* _Seitentext_
Ich kann verstehen, dass das Wort neutral auch als negativ empfunden werden kann, wenn man es im Sinne eines Desinteresses, einer Gleichgültigkeit interpretiert.
Das musste ich für mich auch erstmal emotional eingeordnet bekommen, denn ich habe es anfänglich so empfunden.
Aber über die Zeit habe ich gelernt, dass das nicht gemeint ist.
Es geht viel mehr darum, aus einer Position von Ruhe und Akzeptanz auf ein Gefühl/einen Gedanken zu blicken und sich nicht von diesen mitreißen zu lassen.
Und es hat mir geholfen, ein paar Dinge als grundsätzliche Haltungen zu verinnerlichen:
- Jedes Gefühl möchte uns etwas mitteilen, ist ein Impulsgeber für eine Handlung (gedanklich oder konkret)
- Jedes Bedürfnis, das man hat, ist gültig, möchte wahrgenommen und unvoreingenommen betrachtet werden
- Es gibt immer einen Grund dafür, dass ein Bedürfnis da ist, dass ein Gefühl empfunden werden möchte, dass ein Gedanke gehört werden möchte, nur ist dieser Grund manchmal gar nicht so einfach zu entdecken, liegt oftmals unter verschiedenen Schichten und anderen Gefühlen und Gedanken begraben
Das kann heißen, dass es manchmal schwer nachvollziehbar ist, warum bestimmte Gedanken oder Gefühle sich nicht stoppen zu lassen scheinen, warum uns manchmal Gedankenspiralen förmlich in Gefühl hineindrängen zu wollen scheinen, selbst wenn es ein negatives Gefühl ist...
Und ich habe es so erlebt, dass es dann nur aus einer Haltung der Ruhe und Akzeptanz möglich ist, diese Interaktions-Ketten zu verstehen, und das ist nicht möglich, wenn man sich von Gefühlen und Gedankenspiralen mitreißen lässt.
Neutral bedeutet hier nur: Ich nehme war, dass ein Gedanke/ein Gefühl da ist, ich verstärke es aber nicht noch zusätzlich, sondern bemühe mich, es abzuschwächen, um mich dann aus einer Position der Ruhe damit auseinandersetzen zu können.

* _Bereitgestelltes Material_
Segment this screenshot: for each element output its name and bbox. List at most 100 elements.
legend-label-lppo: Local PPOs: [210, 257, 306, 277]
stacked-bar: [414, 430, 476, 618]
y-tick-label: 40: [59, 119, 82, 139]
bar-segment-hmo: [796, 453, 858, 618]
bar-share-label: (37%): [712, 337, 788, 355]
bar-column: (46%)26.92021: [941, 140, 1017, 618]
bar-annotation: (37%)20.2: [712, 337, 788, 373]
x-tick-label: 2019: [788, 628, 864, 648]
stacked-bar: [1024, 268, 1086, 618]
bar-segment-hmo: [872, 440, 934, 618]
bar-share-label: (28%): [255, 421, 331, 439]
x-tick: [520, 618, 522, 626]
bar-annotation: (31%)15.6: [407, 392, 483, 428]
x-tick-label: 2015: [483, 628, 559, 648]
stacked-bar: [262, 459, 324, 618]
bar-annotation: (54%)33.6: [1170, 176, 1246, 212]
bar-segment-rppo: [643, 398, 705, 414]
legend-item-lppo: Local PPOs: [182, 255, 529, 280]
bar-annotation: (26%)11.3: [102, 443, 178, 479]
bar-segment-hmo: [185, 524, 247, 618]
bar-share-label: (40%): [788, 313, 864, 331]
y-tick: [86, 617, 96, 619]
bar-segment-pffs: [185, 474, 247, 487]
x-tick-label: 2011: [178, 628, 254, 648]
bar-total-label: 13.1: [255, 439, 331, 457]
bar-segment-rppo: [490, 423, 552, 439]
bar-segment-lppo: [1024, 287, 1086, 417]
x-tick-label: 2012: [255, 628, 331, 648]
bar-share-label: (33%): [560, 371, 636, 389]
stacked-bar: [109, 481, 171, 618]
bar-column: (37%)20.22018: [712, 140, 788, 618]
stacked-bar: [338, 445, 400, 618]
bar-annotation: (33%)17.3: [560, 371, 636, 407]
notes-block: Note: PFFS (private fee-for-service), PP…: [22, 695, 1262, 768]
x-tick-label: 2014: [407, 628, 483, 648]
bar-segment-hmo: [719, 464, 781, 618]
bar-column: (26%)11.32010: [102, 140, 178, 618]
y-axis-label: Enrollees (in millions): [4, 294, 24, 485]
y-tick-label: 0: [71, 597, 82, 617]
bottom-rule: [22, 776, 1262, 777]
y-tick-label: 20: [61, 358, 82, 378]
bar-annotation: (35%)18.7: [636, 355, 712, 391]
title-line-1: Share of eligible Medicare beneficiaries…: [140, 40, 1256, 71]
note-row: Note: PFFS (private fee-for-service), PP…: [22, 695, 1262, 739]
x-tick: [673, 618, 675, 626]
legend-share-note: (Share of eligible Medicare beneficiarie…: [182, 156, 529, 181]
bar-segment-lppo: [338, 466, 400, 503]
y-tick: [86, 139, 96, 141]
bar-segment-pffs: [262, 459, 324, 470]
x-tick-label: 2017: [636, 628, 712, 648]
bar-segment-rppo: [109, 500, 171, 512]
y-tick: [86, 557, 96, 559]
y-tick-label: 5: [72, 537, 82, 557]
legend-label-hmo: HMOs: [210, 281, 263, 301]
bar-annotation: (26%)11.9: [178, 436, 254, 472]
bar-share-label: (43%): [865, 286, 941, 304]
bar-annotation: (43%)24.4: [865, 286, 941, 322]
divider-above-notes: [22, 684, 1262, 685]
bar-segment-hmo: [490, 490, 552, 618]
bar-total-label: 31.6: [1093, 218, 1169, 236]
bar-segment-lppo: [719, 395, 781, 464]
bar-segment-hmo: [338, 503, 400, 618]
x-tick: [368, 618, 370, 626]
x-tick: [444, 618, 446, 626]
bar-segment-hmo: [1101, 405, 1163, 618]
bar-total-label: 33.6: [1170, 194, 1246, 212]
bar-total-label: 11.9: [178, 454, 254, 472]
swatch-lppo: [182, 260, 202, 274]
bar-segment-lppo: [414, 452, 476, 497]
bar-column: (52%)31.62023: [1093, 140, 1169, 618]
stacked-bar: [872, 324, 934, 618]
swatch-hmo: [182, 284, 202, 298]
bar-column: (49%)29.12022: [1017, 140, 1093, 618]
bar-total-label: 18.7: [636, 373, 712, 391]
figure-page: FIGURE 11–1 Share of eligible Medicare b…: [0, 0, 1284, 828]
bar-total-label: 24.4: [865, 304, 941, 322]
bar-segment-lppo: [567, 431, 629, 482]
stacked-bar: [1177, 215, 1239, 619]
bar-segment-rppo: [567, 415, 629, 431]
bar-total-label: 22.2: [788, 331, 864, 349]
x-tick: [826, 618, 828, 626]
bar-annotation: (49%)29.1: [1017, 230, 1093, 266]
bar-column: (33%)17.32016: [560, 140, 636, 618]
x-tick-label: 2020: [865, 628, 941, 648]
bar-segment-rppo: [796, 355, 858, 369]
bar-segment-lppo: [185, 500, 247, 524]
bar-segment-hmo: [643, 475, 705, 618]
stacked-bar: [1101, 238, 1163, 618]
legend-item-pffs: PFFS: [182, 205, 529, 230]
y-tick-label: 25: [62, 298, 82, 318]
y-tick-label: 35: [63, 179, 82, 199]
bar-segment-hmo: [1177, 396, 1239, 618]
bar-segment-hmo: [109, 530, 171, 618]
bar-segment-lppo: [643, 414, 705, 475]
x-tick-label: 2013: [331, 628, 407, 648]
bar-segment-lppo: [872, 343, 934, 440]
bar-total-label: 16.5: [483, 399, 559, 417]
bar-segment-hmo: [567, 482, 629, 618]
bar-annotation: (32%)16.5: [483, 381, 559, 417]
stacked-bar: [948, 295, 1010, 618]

* _Gelesenes anwenden_
A: Als was wird jedes Gefühl im Text über die neutrale Haltung gegenüber Gefühlen bezeichnet?
B: Führe den Text über die neutrale Haltung gegenüber Gefühlen im Anschluss an seinen letzten Satz weiter.
Die Zeilen sind eigenständiges Material und gehören nicht zum Text über die neutrale Haltung gegenüber Gefühlen.

* _Lösungen_
A: Als Impulsgeber für eine Handlung, gedanklich oder konkret.

B:
Ich unterdrücke keine Gedanken und Gefühle, denn das würde diese nur (oftmals im Unbewussten) verstärken und weiter aufladen, ich nehme sie war, ich lasse sie da sein, ich begrenze sie aber freundlich und konsequent (lasse sie da sein und sich mitteilen, aber nicht ausarten und hochschaukeln), um ihnen die schädliche Energie und die Aufregung zu nehmen.
Ich akzeptiere meinen eigenen Einfluss auf diese Interaktions-Ketten zwischen Gefühl, Gedanke, Handlung und Körper und suche aktiv nach einem Fenster der Einflussnahme, um damit dann das entsprechende Gefühl oder den entsprechenden Gedanken soweit zu beruhigen, bis innere Aufregung und innere Anspannung wieder in einen Bereich herunterreguliert sind, in welchem ich dann wieder mehr mit Kognition besser verstehen kann, was da gerade in mir passiert.
Oh je, ich bin mir jetzt echt unsicher, ob das überhaupt ansatzweise nachvollziehbar war , ich hoffe, dass zumindest Teilaspekte meines hiesigen Gedanken-Knäuls halbwegs verständlich waren...
Ich kann nur für mich sagen, dass mir diese Haltung gegenüber meinen inneren Prozessen über die Jahre inzwischen mehr und mehr hilft, wieder mehr zum Kapitän meines inneren Schiffes zu werden und mich den inneren Gefühls- und Gedanken-Stürmen nicht mehr ganz so hilflos ausgeliefert zu fühlen. Es hat mir etwas Kontrolle und Selbstwirksamkeit gebracht.